* **SET PROBLEM**
Copy out all the records, word for word.

Start of PROVIDED RECORDS

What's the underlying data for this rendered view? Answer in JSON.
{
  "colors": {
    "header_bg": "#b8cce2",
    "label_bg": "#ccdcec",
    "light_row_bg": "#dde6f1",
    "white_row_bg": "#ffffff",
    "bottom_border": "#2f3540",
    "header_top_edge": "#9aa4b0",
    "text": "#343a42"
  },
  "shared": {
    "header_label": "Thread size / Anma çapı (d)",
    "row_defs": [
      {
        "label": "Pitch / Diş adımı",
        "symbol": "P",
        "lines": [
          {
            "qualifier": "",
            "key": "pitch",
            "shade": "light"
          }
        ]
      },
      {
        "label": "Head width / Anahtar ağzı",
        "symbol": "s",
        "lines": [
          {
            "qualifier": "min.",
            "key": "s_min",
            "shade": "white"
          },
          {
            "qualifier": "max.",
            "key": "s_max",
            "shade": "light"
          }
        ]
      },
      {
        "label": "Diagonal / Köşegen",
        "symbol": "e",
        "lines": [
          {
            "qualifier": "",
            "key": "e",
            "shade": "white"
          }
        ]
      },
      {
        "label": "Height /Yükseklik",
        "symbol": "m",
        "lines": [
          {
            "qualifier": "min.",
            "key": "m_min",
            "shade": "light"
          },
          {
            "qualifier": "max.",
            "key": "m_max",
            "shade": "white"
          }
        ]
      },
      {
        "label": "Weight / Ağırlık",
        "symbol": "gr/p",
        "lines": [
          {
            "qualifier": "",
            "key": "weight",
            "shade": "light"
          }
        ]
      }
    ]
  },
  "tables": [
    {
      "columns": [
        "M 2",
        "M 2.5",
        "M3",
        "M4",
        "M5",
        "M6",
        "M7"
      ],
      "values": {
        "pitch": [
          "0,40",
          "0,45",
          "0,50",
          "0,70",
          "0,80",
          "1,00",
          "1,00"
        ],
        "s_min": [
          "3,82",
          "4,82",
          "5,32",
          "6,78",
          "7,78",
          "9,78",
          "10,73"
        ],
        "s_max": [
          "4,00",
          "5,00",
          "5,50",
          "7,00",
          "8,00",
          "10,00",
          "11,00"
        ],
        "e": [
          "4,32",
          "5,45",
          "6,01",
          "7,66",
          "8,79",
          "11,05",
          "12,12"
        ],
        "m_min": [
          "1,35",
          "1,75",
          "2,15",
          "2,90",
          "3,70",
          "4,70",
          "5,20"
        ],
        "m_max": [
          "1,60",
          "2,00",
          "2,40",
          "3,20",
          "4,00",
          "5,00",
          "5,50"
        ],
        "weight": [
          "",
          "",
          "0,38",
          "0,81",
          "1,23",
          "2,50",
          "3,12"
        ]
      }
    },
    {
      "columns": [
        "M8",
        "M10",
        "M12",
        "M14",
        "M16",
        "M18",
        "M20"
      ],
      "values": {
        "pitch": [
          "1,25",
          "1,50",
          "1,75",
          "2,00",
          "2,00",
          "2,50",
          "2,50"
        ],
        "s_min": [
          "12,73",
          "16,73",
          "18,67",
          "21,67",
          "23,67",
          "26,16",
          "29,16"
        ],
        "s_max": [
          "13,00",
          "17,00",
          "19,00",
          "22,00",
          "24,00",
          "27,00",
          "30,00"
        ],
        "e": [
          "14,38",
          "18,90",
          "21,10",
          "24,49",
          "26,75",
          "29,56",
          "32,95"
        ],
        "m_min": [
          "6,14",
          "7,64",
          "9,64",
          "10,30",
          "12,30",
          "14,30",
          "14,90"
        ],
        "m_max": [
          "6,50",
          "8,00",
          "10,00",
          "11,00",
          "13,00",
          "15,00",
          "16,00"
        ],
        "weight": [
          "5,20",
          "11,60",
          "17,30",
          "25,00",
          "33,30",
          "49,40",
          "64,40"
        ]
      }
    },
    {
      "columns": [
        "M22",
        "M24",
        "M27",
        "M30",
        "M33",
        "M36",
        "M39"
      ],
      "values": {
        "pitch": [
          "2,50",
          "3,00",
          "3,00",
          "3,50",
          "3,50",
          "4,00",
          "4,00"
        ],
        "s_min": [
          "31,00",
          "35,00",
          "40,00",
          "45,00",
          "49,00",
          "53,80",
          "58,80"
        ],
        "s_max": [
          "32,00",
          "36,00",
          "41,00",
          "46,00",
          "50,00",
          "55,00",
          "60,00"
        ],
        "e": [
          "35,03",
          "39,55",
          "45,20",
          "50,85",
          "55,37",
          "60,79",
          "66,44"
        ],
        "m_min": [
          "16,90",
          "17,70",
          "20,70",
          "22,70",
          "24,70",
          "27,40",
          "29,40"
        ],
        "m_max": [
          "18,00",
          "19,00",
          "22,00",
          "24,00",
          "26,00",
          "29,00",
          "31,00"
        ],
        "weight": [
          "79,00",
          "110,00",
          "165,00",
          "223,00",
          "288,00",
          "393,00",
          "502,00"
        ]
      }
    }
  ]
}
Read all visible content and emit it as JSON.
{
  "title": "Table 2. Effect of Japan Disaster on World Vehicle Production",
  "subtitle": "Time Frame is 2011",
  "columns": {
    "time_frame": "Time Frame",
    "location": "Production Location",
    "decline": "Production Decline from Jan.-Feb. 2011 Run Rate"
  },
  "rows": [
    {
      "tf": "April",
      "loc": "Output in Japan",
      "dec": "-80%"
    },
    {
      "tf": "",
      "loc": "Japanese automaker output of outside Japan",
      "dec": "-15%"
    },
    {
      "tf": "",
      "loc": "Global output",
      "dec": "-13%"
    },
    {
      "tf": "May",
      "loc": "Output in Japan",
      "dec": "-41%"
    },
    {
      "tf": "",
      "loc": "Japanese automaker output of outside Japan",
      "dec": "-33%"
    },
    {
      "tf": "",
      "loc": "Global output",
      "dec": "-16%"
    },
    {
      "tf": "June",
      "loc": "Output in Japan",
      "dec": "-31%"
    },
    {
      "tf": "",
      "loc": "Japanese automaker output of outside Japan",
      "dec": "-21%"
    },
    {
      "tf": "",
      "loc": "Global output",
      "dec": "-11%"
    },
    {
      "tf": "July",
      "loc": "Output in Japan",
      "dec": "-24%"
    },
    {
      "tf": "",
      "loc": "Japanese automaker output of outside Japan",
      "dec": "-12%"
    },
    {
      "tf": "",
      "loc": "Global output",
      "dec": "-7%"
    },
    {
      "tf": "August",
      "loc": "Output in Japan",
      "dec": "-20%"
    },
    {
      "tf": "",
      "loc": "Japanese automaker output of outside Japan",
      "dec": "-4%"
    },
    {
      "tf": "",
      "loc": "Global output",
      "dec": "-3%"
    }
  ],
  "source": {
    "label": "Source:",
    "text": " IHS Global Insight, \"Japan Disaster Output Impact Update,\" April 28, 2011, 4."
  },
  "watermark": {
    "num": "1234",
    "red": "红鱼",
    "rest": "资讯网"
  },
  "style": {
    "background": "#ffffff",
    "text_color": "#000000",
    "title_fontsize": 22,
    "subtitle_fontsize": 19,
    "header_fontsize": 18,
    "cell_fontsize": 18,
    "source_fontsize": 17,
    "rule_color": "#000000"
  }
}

End of PROVIDED RECORDS

* **EXERCISE RESULT**
What's the underlying data for this rendered view? Answer in JSON.
{
  "colors": {
    "header_bg": "#b8cce2",
    "label_bg": "#ccdcec",
    "light_row_bg": "#dde6f1",
    "white_row_bg": "#ffffff",
    "bottom_border": "#2f3540",
    "header_top_edge": "#9aa4b0",
    "text": "#343a42"
  },
  "shared": {
    "header_label": "Thread size / Anma çapı (d)",
    "row_defs": [
      {
        "label": "Pitch / Diş adımı",
        "symbol": "P",
        "lines": [
          {
            "qualifier": "",
            "key": "pitch",
            "shade": "light"
          }
        ]
      },
      {
        "label": "Head width / Anahtar ağzı",
        "symbol": "s",
        "lines": [
          {
            "qualifier": "min.",
            "key": "s_min",
            "shade": "white"
          },
          {
            "qualifier": "max.",
            "key": "s_max",
            "shade": "light"
          }
        ]
      },
      {
        "label": "Diagonal / Köşegen",
        "symbol": "e",
        "lines": [
          {
            "qualifier": "",
            "key": "e",
            "shade": "white"
          }
        ]
      },
      {
        "label": "Height /Yükseklik",
        "symbol": "m",
        "lines": [
          {
            "qualifier": "min.",
            "key": "m_min",
            "shade": "light"
          },
          {
            "qualifier": "max.",
            "key": "m_max",
            "shade": "white"
          }
        ]
      },
      {
        "label": "Weight / Ağırlık",
        "symbol": "gr/p",
        "lines": [
          {
            "qualifier": "",
            "key": "weight",
            "shade": "light"
          }
        ]
      }
    ]
  },
  "tables": [
    {
      "columns": [
        "M 2",
        "M 2.5",
        "M3",
        "M4",
        "M5",
        "M6",
        "M7"
      ],
      "values": {
        "pitch": [
          "0,40",
          "0,45",
          "0,50",
          "0,70",
          "0,80",
          "1,00",
          "1,00"
        ],
        "s_min": [
          "3,82",
          "4,82",
          "5,32",
          "6,78",
          "7,78",
          "9,78",
          "10,73"
        ],
        "s_max": [
          "4,00",
          "5,00",
          "5,50",
          "7,00",
          "8,00",
          "10,00",
          "11,00"
        ],
        "e": [
          "4,32",
          "5,45",
          "6,01",
          "7,66",
          "8,79",
          "11,05",
          "12,12"
        ],
        "m_min": [
          "1,35",
          "1,75",
          "2,15",
          "2,90",
          "3,70",
          "4,70",
          "5,20"
        ],
        "m_max": [
          "1,60",
          "2,00",
          "2,40",
          "3,20",
          "4,00",
          "5,00",
          "5,50"
        ],
        "weight": [
          "",
          "",
          "0,38",
          "0,81",
          "1,23",
          "2,50",
          "3,12"
        ]
      }
    },
    {
      "columns": [
        "M8",
        "M10",
        "M12",
        "M14",
        "M16",
        "M18",
        "M20"
      ],
      "values": {
        "pitch": [
          "1,25",
          "1,50",
          "1,75",
          "2,00",
          "2,00",
          "2,50",
          "2,50"
        ],
        "s_min": [
          "12,73",
          "16,73",
          "18,67",
          "21,67",
          "23,67",
          "26,16",
          "29,16"
        ],
        "s_max": [
          "13,00",
          "17,00",
          "19,00",
          "22,00",
          "24,00",
          "27,00",
          "30,00"
        ],
        "e": [
          "14,38",
          "18,90",
          "21,10",
          "24,49",
          "26,75",
          "29,56",
          "32,95"
        ],
        "m_min": [
          "6,14",
          "7,64",
          "9,64",
          "10,30",
          "12,30",
          "14,30",
          "14,90"
        ],
        "m_max": [
          "6,50",
          "8,00",
          "10,00",
          "11,00",
          "13,00",
          "15,00",
          "16,00"
        ],
        "weight": [
          "5,20",
          "11,60",
          "17,30",
          "25,00",
          "33,30",
          "49,40",
          "64,40"
        ]
      }
    },
    {
      "columns": [
        "M22",
        "M24",
        "M27",
        "M30",
        "M33",
        "M36",
        "M39"
      ],
      "values": {
        "pitch": [
          "2,50",
          "3,00",
          "3,00",
          "3,50",
          "3,50",
          "4,00",
          "4,00"
        ],
        "s_min": [
          "31,00",
          "35,00",
          "40,00",
          "45,00",
          "49,00",
          "53,80",
          "58,80"
        ],
        "s_max": [
          "32,00",
          "36,00",
          "41,00",
          "46,00",
          "50,00",
          "55,00",
          "60,00"
        ],
        "e": [
          "35,03",
          "39,55",
          "45,20",
          "50,85",
          "55,37",
          "60,79",
          "66,44"
        ],
        "m_min": [
          "16,90",
          "17,70",
          "20,70",
          "22,70",
          "24,70",
          "27,40",
          "29,40"
        ],
        "m_max": [
          "18,00",
          "19,00",
          "22,00",
          "24,00",
          "26,00",
          "29,00",
          "31,00"
        ],
        "weight": [
          "79,00",
          "110,00",
          "165,00",
          "223,00",
          "288,00",
          "393,00",
          "502,00"
        ]
      }
    }
  ]
}
Read all visible content and emit it as JSON.
{
  "title": "Table 2. Effect of Japan Disaster on World Vehicle Production",
  "subtitle": "Time Frame is 2011",
  "columns": {
    "time_frame": "Time Frame",
    "location": "Production Location",
    "decline": "Production Decline from Jan.-Feb. 2011 Run Rate"
  },
  "rows": [
    {
      "tf": "April",
      "loc": "Output in Japan",
      "dec": "-80%"
    },
    {
      "tf": "",
      "loc": "Japanese automaker output of outside Japan",
      "dec": "-15%"
    },
    {
      "tf": "",
      "loc": "Global output",
      "dec": "-13%"
    },
    {
      "tf": "May",
      "loc": "Output in Japan",
      "dec": "-41%"
    },
    {
      "tf": "",
      "loc": "Japanese automaker output of outside Japan",
      "dec": "-33%"
    },
    {
      "tf": "",
      "loc": "Global output",
      "dec": "-16%"
    },
    {
      "tf": "June",
      "loc": "Output in Japan",
      "dec": "-31%"
    },
    {
      "tf": "",
      "loc": "Japanese automaker output of outside Japan",
      "dec": "-21%"
    },
    {
      "tf": "",
      "loc": "Global output",
      "dec": "-11%"
    },
    {
      "tf": "July",
      "loc": "Output in Japan",
      "dec": "-24%"
    },
    {
      "tf": "",
      "loc": "Japanese automaker output of outside Japan",
      "dec": "-12%"
    },
    {
      "tf": "",
      "loc": "Global output",
      "dec": "-7%"
    },
    {
      "tf": "August",
      "loc": "Output in Japan",
      "dec": "-20%"
    },
    {
      "tf": "",
      "loc": "Japanese automaker output of outside Japan",
      "dec": "-4%"
    },
    {
      "tf": "",
      "loc": "Global output",
      "dec": "-3%"
    }
  ],
  "source": {
    "label": "Source:",
    "text": " IHS Global Insight, \"Japan Disaster Output Impact Update,\" April 28, 2011, 4."
  },
  "watermark": {
    "num": "1234",
    "red": "红鱼",
    "rest": "资讯网"
  },
  "style": {
    "background": "#ffffff",
    "text_color": "#000000",
    "title_fontsize": 22,
    "subtitle_fontsize": 19,
    "header_fontsize": 18,
    "cell_fontsize": 18,
    "source_fontsize": 17,
    "rule_color": "#000000"
  }
}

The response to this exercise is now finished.